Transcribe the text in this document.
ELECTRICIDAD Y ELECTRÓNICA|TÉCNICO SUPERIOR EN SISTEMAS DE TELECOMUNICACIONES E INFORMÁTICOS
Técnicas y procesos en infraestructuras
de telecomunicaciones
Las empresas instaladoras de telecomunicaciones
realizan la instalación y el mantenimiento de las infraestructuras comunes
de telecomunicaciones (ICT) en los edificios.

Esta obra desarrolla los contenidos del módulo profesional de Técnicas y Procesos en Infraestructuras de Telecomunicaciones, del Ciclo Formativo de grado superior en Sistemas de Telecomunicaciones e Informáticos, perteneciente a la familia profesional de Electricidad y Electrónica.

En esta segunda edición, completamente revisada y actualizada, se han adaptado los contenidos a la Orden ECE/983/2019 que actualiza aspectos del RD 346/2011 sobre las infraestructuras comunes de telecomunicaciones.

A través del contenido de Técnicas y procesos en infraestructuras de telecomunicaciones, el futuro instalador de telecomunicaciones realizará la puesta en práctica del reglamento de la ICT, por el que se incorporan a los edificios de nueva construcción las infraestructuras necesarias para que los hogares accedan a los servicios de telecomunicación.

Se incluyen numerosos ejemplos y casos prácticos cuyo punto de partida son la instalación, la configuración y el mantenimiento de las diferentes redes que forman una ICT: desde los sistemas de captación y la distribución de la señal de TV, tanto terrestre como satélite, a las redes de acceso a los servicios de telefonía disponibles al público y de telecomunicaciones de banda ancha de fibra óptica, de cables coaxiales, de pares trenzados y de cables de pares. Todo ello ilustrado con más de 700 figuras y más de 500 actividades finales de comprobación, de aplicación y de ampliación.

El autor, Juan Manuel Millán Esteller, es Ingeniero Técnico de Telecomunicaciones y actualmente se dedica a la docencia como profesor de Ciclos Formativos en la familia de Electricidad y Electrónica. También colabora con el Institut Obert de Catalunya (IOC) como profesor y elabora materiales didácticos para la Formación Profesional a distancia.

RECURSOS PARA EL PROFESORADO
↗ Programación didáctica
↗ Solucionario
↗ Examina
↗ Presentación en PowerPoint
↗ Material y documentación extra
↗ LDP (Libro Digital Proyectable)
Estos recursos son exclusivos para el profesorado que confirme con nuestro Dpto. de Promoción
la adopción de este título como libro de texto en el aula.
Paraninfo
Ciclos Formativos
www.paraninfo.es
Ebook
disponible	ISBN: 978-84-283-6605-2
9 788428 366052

──────────────────────────────

▶ Work required
Please output the entries above, every line exactly as it reads.

▶ Written solution
Transcribe the text in this document.
ELECTRICIDAD Y ELECTRÓNICA|TÉCNICO SUPERIOR EN SISTEMAS DE TELECOMUNICACIONES E INFORMÁTICOS
Técnicas y procesos en infraestructuras
de telecomunicaciones
Las empresas instaladoras de telecomunicaciones
realizan la instalación y el mantenimiento de las infraestructuras comunes
de telecomunicaciones (ICT) en los edificios.

Esta obra desarrolla los contenidos del módulo profesional de Técnicas y Procesos en Infraestructuras de Telecomunicaciones, del Ciclo Formativo de grado superior en Sistemas de Telecomunicaciones e Informáticos, perteneciente a la familia profesional de Electricidad y Electrónica.

En esta segunda edición, completamente revisada y actualizada, se han adaptado los contenidos a la Orden ECE/983/2019 que actualiza aspectos del RD 346/2011 sobre las infraestructuras comunes de telecomunicaciones.

A través del contenido de Técnicas y procesos en infraestructuras de telecomunicaciones, el futuro instalador de telecomunicaciones realizará la puesta en práctica del reglamento de la ICT, por el que se incorporan a los edificios de nueva construcción las infraestructuras necesarias para que los hogares accedan a los servicios de telecomunicación.

Se incluyen numerosos ejemplos y casos prácticos cuyo punto de partida son la instalación, la configuración y el mantenimiento de las diferentes redes que forman una ICT: desde los sistemas de captación y la distribución de la señal de TV, tanto terrestre como satélite, a las redes de acceso a los servicios de telefonía disponibles al público y de telecomunicaciones de banda ancha de fibra óptica, de cables coaxiales, de pares trenzados y de cables de pares. Todo ello ilustrado con más de 700 figuras y más de 500 actividades finales de comprobación, de aplicación y de ampliación.

El autor, Juan Manuel Millán Esteller, es Ingeniero Técnico de Telecomunicaciones y actualmente se dedica a la docencia como profesor de Ciclos Formativos en la familia de Electricidad y Electrónica. También colabora con el Institut Obert de Catalunya (IOC) como profesor y elabora materiales didácticos para la Formación Profesional a distancia.

RECURSOS PARA EL PROFESORADO
↗ Programación didáctica
↗ Solucionario
↗ Examina
↗ Presentación en PowerPoint
↗ Material y documentación extra
↗ LDP (Libro Digital Proyectable)
Estos recursos son exclusivos para el profesorado que confirme con nuestro Dpto. de Promoción
la adopción de este título como libro de texto en el aula.
Paraninfo
Ciclos Formativos
www.paraninfo.es
Ebook
disponible	ISBN: 978-84-283-6605-2
9 788428 366052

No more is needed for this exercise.